- [THE TASK]:
Set down each record below precisely, skipping the pictures.

- [STORED DATA]:
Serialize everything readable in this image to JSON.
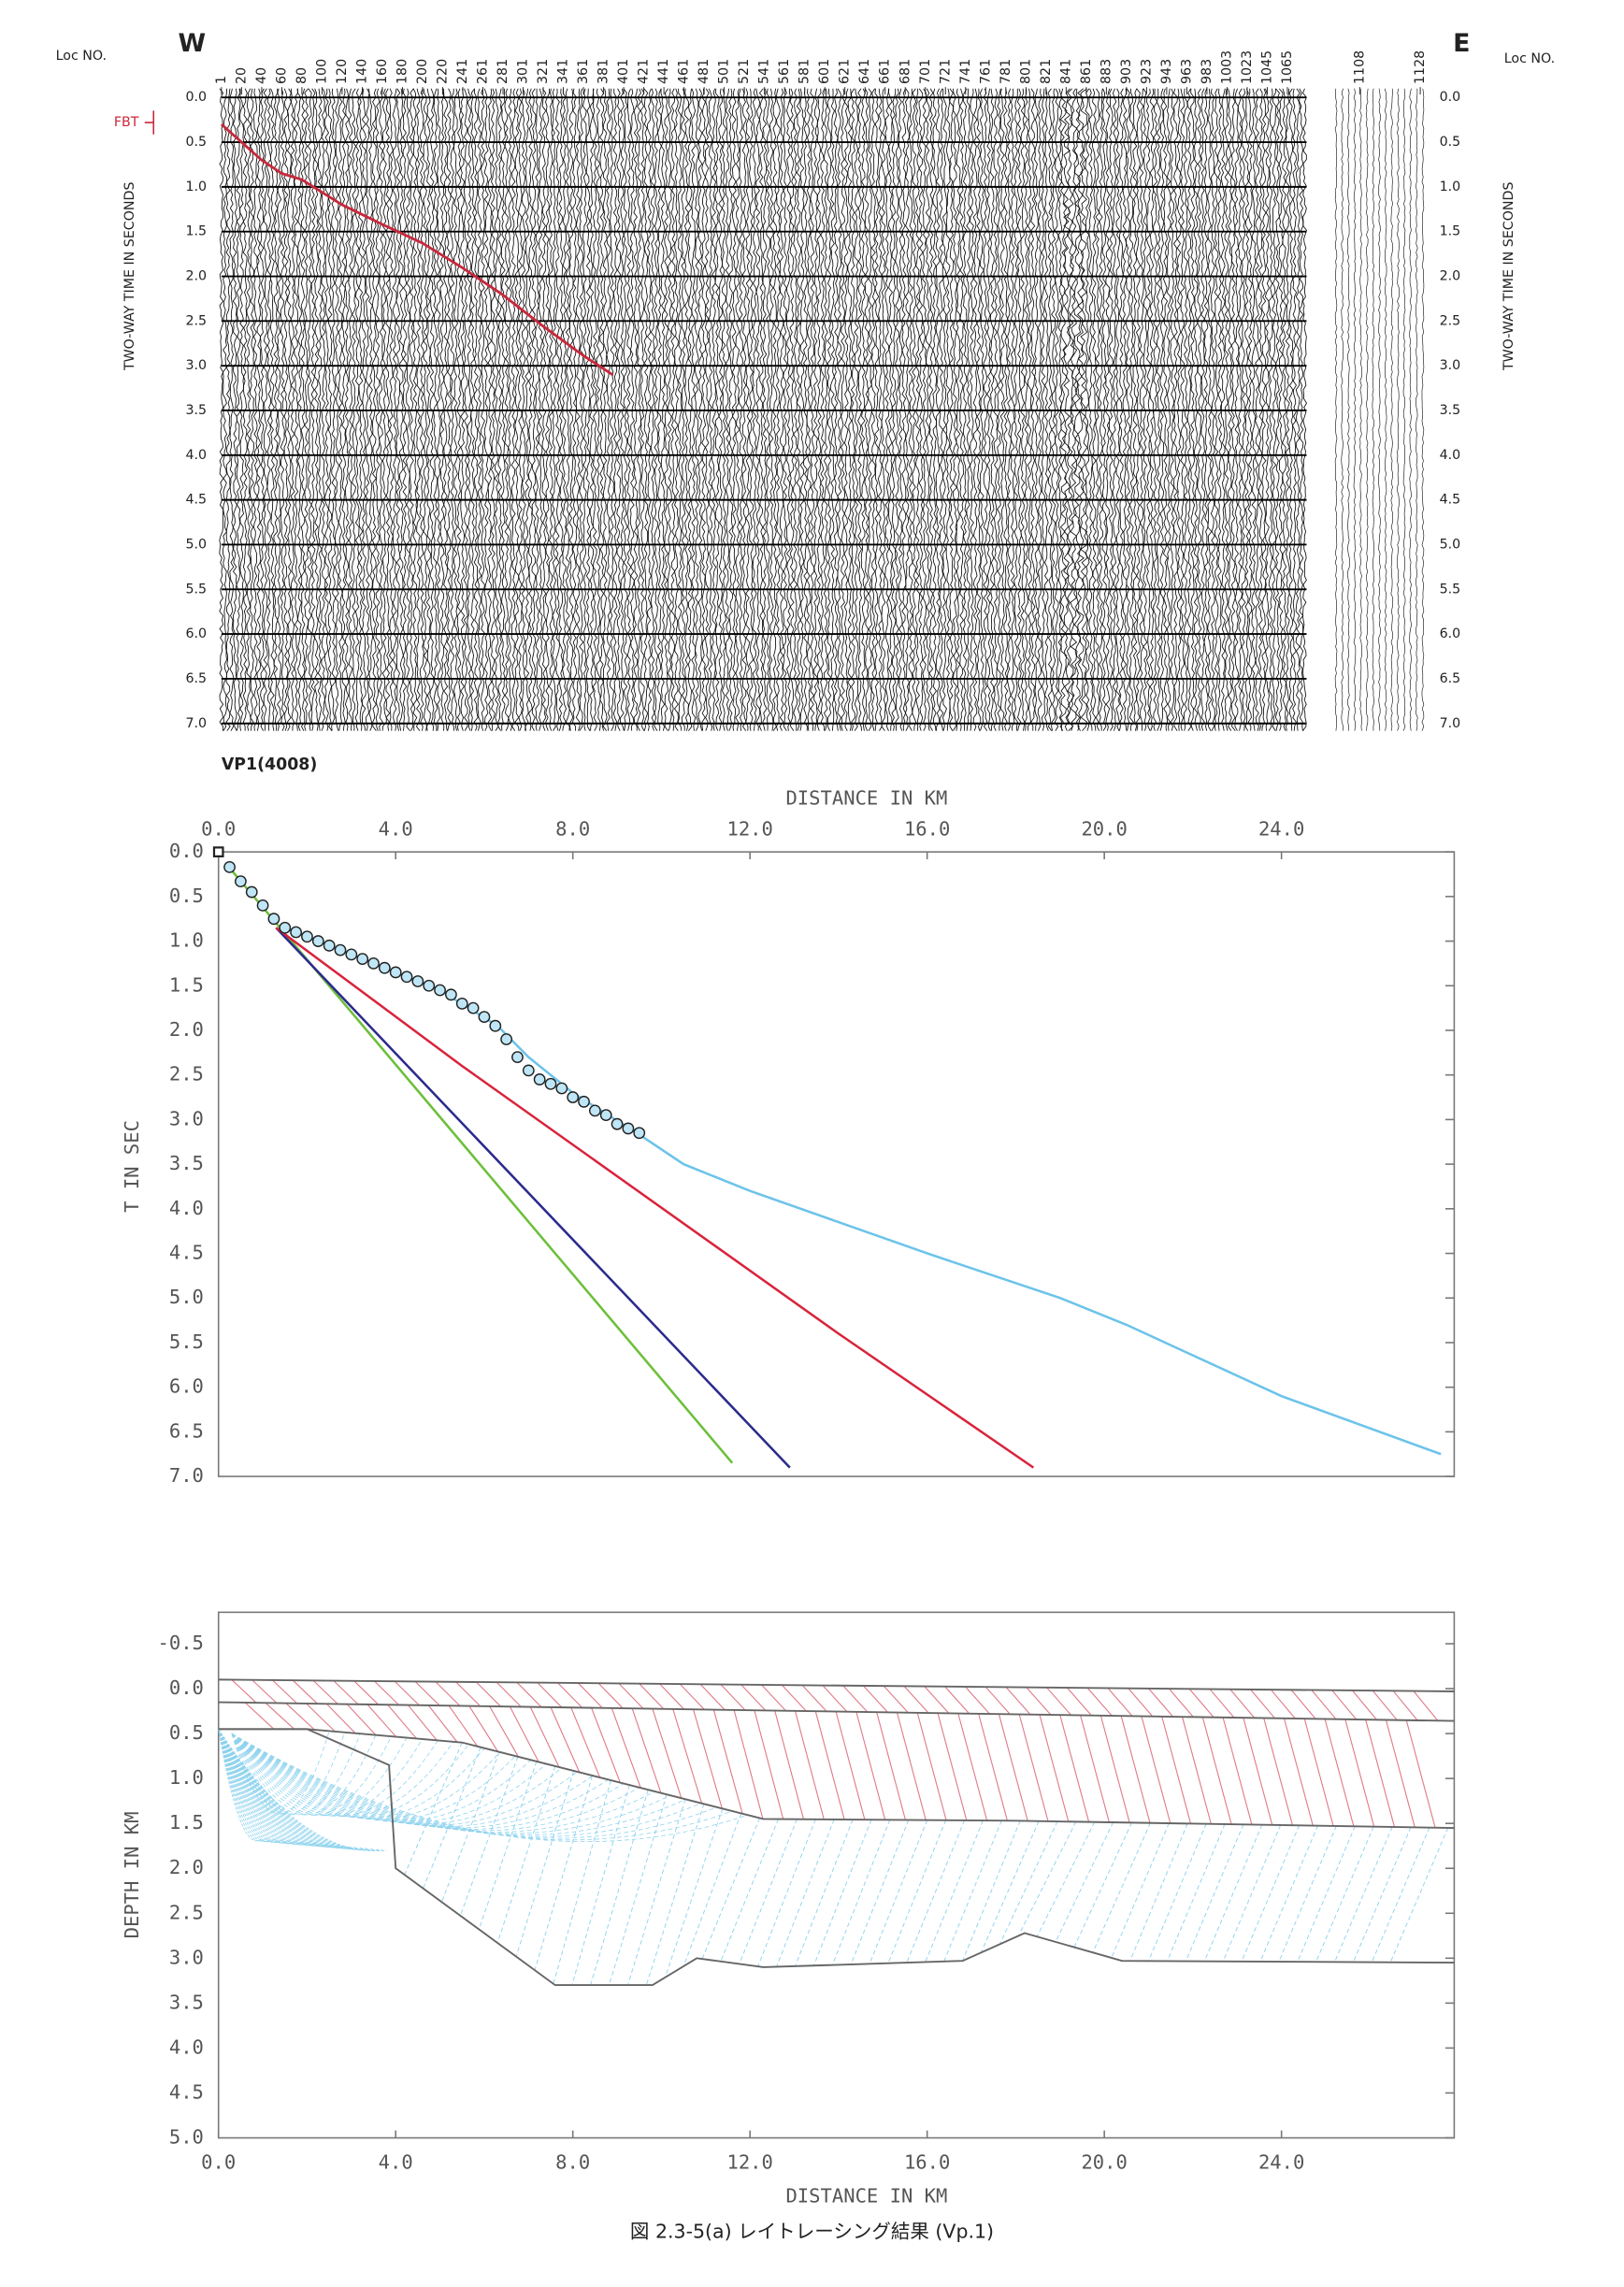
{
  "caption": "図 2.3-5(a) レイトレーシング結果 (Vp.1)",
  "chart_data": [
    {
      "type": "seismic",
      "loc_label": "Loc NO.",
      "west_label": "W",
      "east_label": "E",
      "y_label": "TWO-WAY TIME IN SECONDS",
      "shot_label": "VP1(4008)",
      "xticks": [
        1,
        20,
        40,
        60,
        80,
        100,
        120,
        140,
        160,
        180,
        200,
        220,
        241,
        261,
        281,
        301,
        321,
        341,
        361,
        381,
        401,
        421,
        441,
        461,
        481,
        501,
        521,
        541,
        561,
        581,
        601,
        621,
        641,
        661,
        681,
        701,
        721,
        741,
        761,
        781,
        801,
        821,
        841,
        861,
        883,
        903,
        923,
        943,
        963,
        983,
        1003,
        1023,
        1045,
        1065,
        1108,
        1128
      ],
      "ylim": [
        0,
        7
      ],
      "yticks": [
        {
          "value": 0,
          "label": "0.0"
        },
        0.5,
        {
          "value": 1,
          "label": "1.0"
        },
        1.5,
        {
          "value": 2,
          "label": "2.0"
        },
        2.5,
        {
          "value": 3,
          "label": "3.0"
        },
        3.5,
        {
          "value": 4,
          "label": "4.0"
        },
        4.5,
        {
          "value": 5,
          "label": "5.0"
        },
        5.5,
        {
          "value": 6,
          "label": "6.0"
        },
        6.5,
        {
          "value": 7,
          "label": "7.0"
        }
      ],
      "series": [
        {
          "name": "FBT",
          "color": "#c8283c",
          "x": [
            1,
            20,
            40,
            60,
            80,
            120,
            160,
            200,
            240,
            280,
            320,
            360,
            390
          ],
          "values": [
            0.3,
            0.5,
            0.7,
            0.85,
            0.92,
            1.2,
            1.42,
            1.63,
            1.9,
            2.2,
            2.55,
            2.88,
            3.1
          ]
        }
      ]
    },
    {
      "type": "line",
      "x_label": "DISTANCE IN KM",
      "y_label": "T IN SEC",
      "x_axis_position": "top",
      "y_inverted": true,
      "xlim": [
        0,
        27.9
      ],
      "ylim": [
        0,
        7
      ],
      "xticks": [
        {
          "value": 0,
          "label": "0.0"
        },
        {
          "value": 4,
          "label": "4.0"
        },
        {
          "value": 8,
          "label": "8.0"
        },
        {
          "value": 12,
          "label": "12.0"
        },
        {
          "value": 16,
          "label": "16.0"
        },
        {
          "value": 20,
          "label": "20.0"
        },
        {
          "value": 24,
          "label": "24.0"
        }
      ],
      "yticks": [
        {
          "value": 0,
          "label": "0.0"
        },
        0.5,
        {
          "value": 1,
          "label": "1.0"
        },
        1.5,
        {
          "value": 2,
          "label": "2.0"
        },
        2.5,
        {
          "value": 3,
          "label": "3.0"
        },
        3.5,
        {
          "value": 4,
          "label": "4.0"
        },
        4.5,
        {
          "value": 5,
          "label": "5.0"
        },
        5.5,
        {
          "value": 6,
          "label": "6.0"
        },
        6.5,
        {
          "value": 7,
          "label": "7.0"
        }
      ],
      "series": [
        {
          "color": "#6cbf3a",
          "x": [
            0.2,
            11.6
          ],
          "values": [
            0.15,
            6.85
          ]
        },
        {
          "color": "#2b2a8c",
          "x": [
            1.3,
            12.9
          ],
          "values": [
            0.85,
            6.9
          ]
        },
        {
          "color": "#d8243c",
          "x": [
            1.3,
            5.5,
            14,
            18.4
          ],
          "values": [
            0.85,
            2.4,
            5.4,
            6.9
          ]
        },
        {
          "color": "#6cc3ea",
          "x": [
            1.5,
            3,
            5,
            6.3,
            7,
            8,
            9.6,
            10.5,
            12,
            16,
            19,
            20.5,
            24,
            27.6
          ],
          "values": [
            0.85,
            1.15,
            1.55,
            1.95,
            2.3,
            2.7,
            3.2,
            3.5,
            3.8,
            4.5,
            5.0,
            5.3,
            6.1,
            6.75
          ]
        },
        {
          "color": "#222222",
          "marker": "square",
          "x": [
            0
          ],
          "values": [
            0
          ]
        },
        {
          "color": "#222222",
          "marker": "circle",
          "x": [
            0.25,
            0.5,
            0.75,
            1.0,
            1.25,
            1.5,
            1.75,
            2.0,
            2.25,
            2.5,
            2.75,
            3.0,
            3.25,
            3.5,
            3.75,
            4.0,
            4.25,
            4.5,
            4.75,
            5.0,
            5.25,
            5.5,
            5.75,
            6.0,
            6.25,
            6.5,
            6.75,
            7.0,
            7.25,
            7.5,
            7.75,
            8.0,
            8.25,
            8.5,
            8.75,
            9.0,
            9.25,
            9.5
          ],
          "values": [
            0.17,
            0.33,
            0.45,
            0.6,
            0.75,
            0.85,
            0.9,
            0.95,
            1.0,
            1.05,
            1.1,
            1.15,
            1.2,
            1.25,
            1.3,
            1.35,
            1.4,
            1.45,
            1.5,
            1.55,
            1.6,
            1.7,
            1.75,
            1.85,
            1.95,
            2.1,
            2.3,
            2.45,
            2.55,
            2.6,
            2.65,
            2.75,
            2.8,
            2.9,
            2.95,
            3.05,
            3.1,
            3.15
          ]
        }
      ]
    },
    {
      "type": "line",
      "x_label": "DISTANCE IN KM",
      "y_label": "DEPTH IN KM",
      "x_axis_position": "bottom",
      "y_inverted": true,
      "xlim": [
        0,
        27.9
      ],
      "ylim": [
        -0.85,
        5
      ],
      "xticks": [
        {
          "value": 0,
          "label": "0.0"
        },
        {
          "value": 4,
          "label": "4.0"
        },
        {
          "value": 8,
          "label": "8.0"
        },
        {
          "value": 12,
          "label": "12.0"
        },
        {
          "value": 16,
          "label": "16.0"
        },
        {
          "value": 20,
          "label": "20.0"
        },
        {
          "value": 24,
          "label": "24.0"
        }
      ],
      "yticks": [
        -0.5,
        {
          "value": 0,
          "label": "0.0"
        },
        0.5,
        {
          "value": 1,
          "label": "1.0"
        },
        1.5,
        {
          "value": 2,
          "label": "2.0"
        },
        2.5,
        {
          "value": 3,
          "label": "3.0"
        },
        3.5,
        {
          "value": 4,
          "label": "4.0"
        },
        4.5,
        {
          "value": 5,
          "label": "5.0"
        }
      ],
      "series": [
        {
          "color": "#666666",
          "x": [
            0,
            27.9
          ],
          "values": [
            -0.1,
            0.03
          ]
        },
        {
          "color": "#666666",
          "x": [
            0,
            27.9
          ],
          "values": [
            0.15,
            0.36
          ]
        },
        {
          "color": "#666666",
          "x": [
            0,
            2,
            5.5,
            12.3,
            18,
            27.9
          ],
          "values": [
            0.45,
            0.45,
            0.6,
            1.45,
            1.47,
            1.55
          ]
        },
        {
          "color": "#666666",
          "x": [
            0,
            2,
            3.85,
            4.0,
            7.6,
            9.8,
            10.8,
            12.3,
            16.8,
            18.2,
            20.4,
            27.9
          ],
          "values": [
            0.45,
            0.45,
            0.85,
            2.0,
            3.3,
            3.3,
            3.0,
            3.1,
            3.03,
            2.72,
            3.03,
            3.05
          ]
        }
      ]
    }
  ]
}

- [OUTPUT FOR THIS EXERCISE]:
Serialize everything readable in this image to JSON.
{
  "caption": "図 2.3-5(a) レイトレーシング結果 (Vp.1)",
  "chart_data": [
    {
      "type": "seismic",
      "loc_label": "Loc NO.",
      "west_label": "W",
      "east_label": "E",
      "y_label": "TWO-WAY TIME IN SECONDS",
      "shot_label": "VP1(4008)",
      "xticks": [
        1,
        20,
        40,
        60,
        80,
        100,
        120,
        140,
        160,
        180,
        200,
        220,
        241,
        261,
        281,
        301,
        321,
        341,
        361,
        381,
        401,
        421,
        441,
        461,
        481,
        501,
        521,
        541,
        561,
        581,
        601,
        621,
        641,
        661,
        681,
        701,
        721,
        741,
        761,
        781,
        801,
        821,
        841,
        861,
        883,
        903,
        923,
        943,
        963,
        983,
        1003,
        1023,
        1045,
        1065,
        1108,
        1128
      ],
      "ylim": [
        0,
        7
      ],
      "yticks": [
        {
          "value": 0,
          "label": "0.0"
        },
        0.5,
        {
          "value": 1,
          "label": "1.0"
        },
        1.5,
        {
          "value": 2,
          "label": "2.0"
        },
        2.5,
        {
          "value": 3,
          "label": "3.0"
        },
        3.5,
        {
          "value": 4,
          "label": "4.0"
        },
        4.5,
        {
          "value": 5,
          "label": "5.0"
        },
        5.5,
        {
          "value": 6,
          "label": "6.0"
        },
        6.5,
        {
          "value": 7,
          "label": "7.0"
        }
      ],
      "series": [
        {
          "name": "FBT",
          "color": "#c8283c",
          "x": [
            1,
            20,
            40,
            60,
            80,
            120,
            160,
            200,
            240,
            280,
            320,
            360,
            390
          ],
          "values": [
            0.3,
            0.5,
            0.7,
            0.85,
            0.92,
            1.2,
            1.42,
            1.63,
            1.9,
            2.2,
            2.55,
            2.88,
            3.1
          ]
        }
      ]
    },
    {
      "type": "line",
      "x_label": "DISTANCE IN KM",
      "y_label": "T IN SEC",
      "x_axis_position": "top",
      "y_inverted": true,
      "xlim": [
        0,
        27.9
      ],
      "ylim": [
        0,
        7
      ],
      "xticks": [
        {
          "value": 0,
          "label": "0.0"
        },
        {
          "value": 4,
          "label": "4.0"
        },
        {
          "value": 8,
          "label": "8.0"
        },
        {
          "value": 12,
          "label": "12.0"
        },
        {
          "value": 16,
          "label": "16.0"
        },
        {
          "value": 20,
          "label": "20.0"
        },
        {
          "value": 24,
          "label": "24.0"
        }
      ],
      "yticks": [
        {
          "value": 0,
          "label": "0.0"
        },
        0.5,
        {
          "value": 1,
          "label": "1.0"
        },
        1.5,
        {
          "value": 2,
          "label": "2.0"
        },
        2.5,
        {
          "value": 3,
          "label": "3.0"
        },
        3.5,
        {
          "value": 4,
          "label": "4.0"
        },
        4.5,
        {
          "value": 5,
          "label": "5.0"
        },
        5.5,
        {
          "value": 6,
          "label": "6.0"
        },
        6.5,
        {
          "value": 7,
          "label": "7.0"
        }
      ],
      "series": [
        {
          "color": "#6cbf3a",
          "x": [
            0.2,
            11.6
          ],
          "values": [
            0.15,
            6.85
          ]
        },
        {
          "color": "#2b2a8c",
          "x": [
            1.3,
            12.9
          ],
          "values": [
            0.85,
            6.9
          ]
        },
        {
          "color": "#d8243c",
          "x": [
            1.3,
            5.5,
            14,
            18.4
          ],
          "values": [
            0.85,
            2.4,
            5.4,
            6.9
          ]
        },
        {
          "color": "#6cc3ea",
          "x": [
            1.5,
            3,
            5,
            6.3,
            7,
            8,
            9.6,
            10.5,
            12,
            16,
            19,
            20.5,
            24,
            27.6
          ],
          "values": [
            0.85,
            1.15,
            1.55,
            1.95,
            2.3,
            2.7,
            3.2,
            3.5,
            3.8,
            4.5,
            5.0,
            5.3,
            6.1,
            6.75
          ]
        },
        {
          "color": "#222222",
          "marker": "square",
          "x": [
            0
          ],
          "values": [
            0
          ]
        },
        {
          "color": "#222222",
          "marker": "circle",
          "x": [
            0.25,
            0.5,
            0.75,
            1.0,
            1.25,
            1.5,
            1.75,
            2.0,
            2.25,
            2.5,
            2.75,
            3.0,
            3.25,
            3.5,
            3.75,
            4.0,
            4.25,
            4.5,
            4.75,
            5.0,
            5.25,
            5.5,
            5.75,
            6.0,
            6.25,
            6.5,
            6.75,
            7.0,
            7.25,
            7.5,
            7.75,
            8.0,
            8.25,
            8.5,
            8.75,
            9.0,
            9.25,
            9.5
          ],
          "values": [
            0.17,
            0.33,
            0.45,
            0.6,
            0.75,
            0.85,
            0.9,
            0.95,
            1.0,
            1.05,
            1.1,
            1.15,
            1.2,
            1.25,
            1.3,
            1.35,
            1.4,
            1.45,
            1.5,
            1.55,
            1.6,
            1.7,
            1.75,
            1.85,
            1.95,
            2.1,
            2.3,
            2.45,
            2.55,
            2.6,
            2.65,
            2.75,
            2.8,
            2.9,
            2.95,
            3.05,
            3.1,
            3.15
          ]
        }
      ]
    },
    {
      "type": "line",
      "x_label": "DISTANCE IN KM",
      "y_label": "DEPTH IN KM",
      "x_axis_position": "bottom",
      "y_inverted": true,
      "xlim": [
        0,
        27.9
      ],
      "ylim": [
        -0.85,
        5
      ],
      "xticks": [
        {
          "value": 0,
          "label": "0.0"
        },
        {
          "value": 4,
          "label": "4.0"
        },
        {
          "value": 8,
          "label": "8.0"
        },
        {
          "value": 12,
          "label": "12.0"
        },
        {
          "value": 16,
          "label": "16.0"
        },
        {
          "value": 20,
          "label": "20.0"
        },
        {
          "value": 24,
          "label": "24.0"
        }
      ],
      "yticks": [
        -0.5,
        {
          "value": 0,
          "label": "0.0"
        },
        0.5,
        {
          "value": 1,
          "label": "1.0"
        },
        1.5,
        {
          "value": 2,
          "label": "2.0"
        },
        2.5,
        {
          "value": 3,
          "label": "3.0"
        },
        3.5,
        {
          "value": 4,
          "label": "4.0"
        },
        4.5,
        {
          "value": 5,
          "label": "5.0"
        }
      ],
      "series": [
        {
          "color": "#666666",
          "x": [
            0,
            27.9
          ],
          "values": [
            -0.1,
            0.03
          ]
        },
        {
          "color": "#666666",
          "x": [
            0,
            27.9
          ],
          "values": [
            0.15,
            0.36
          ]
        },
        {
          "color": "#666666",
          "x": [
            0,
            2,
            5.5,
            12.3,
            18,
            27.9
          ],
          "values": [
            0.45,
            0.45,
            0.6,
            1.45,
            1.47,
            1.55
          ]
        },
        {
          "color": "#666666",
          "x": [
            0,
            2,
            3.85,
            4.0,
            7.6,
            9.8,
            10.8,
            12.3,
            16.8,
            18.2,
            20.4,
            27.9
          ],
          "values": [
            0.45,
            0.45,
            0.85,
            2.0,
            3.3,
            3.3,
            3.0,
            3.1,
            3.03,
            2.72,
            3.03,
            3.05
          ]
        }
      ]
    }
  ]
}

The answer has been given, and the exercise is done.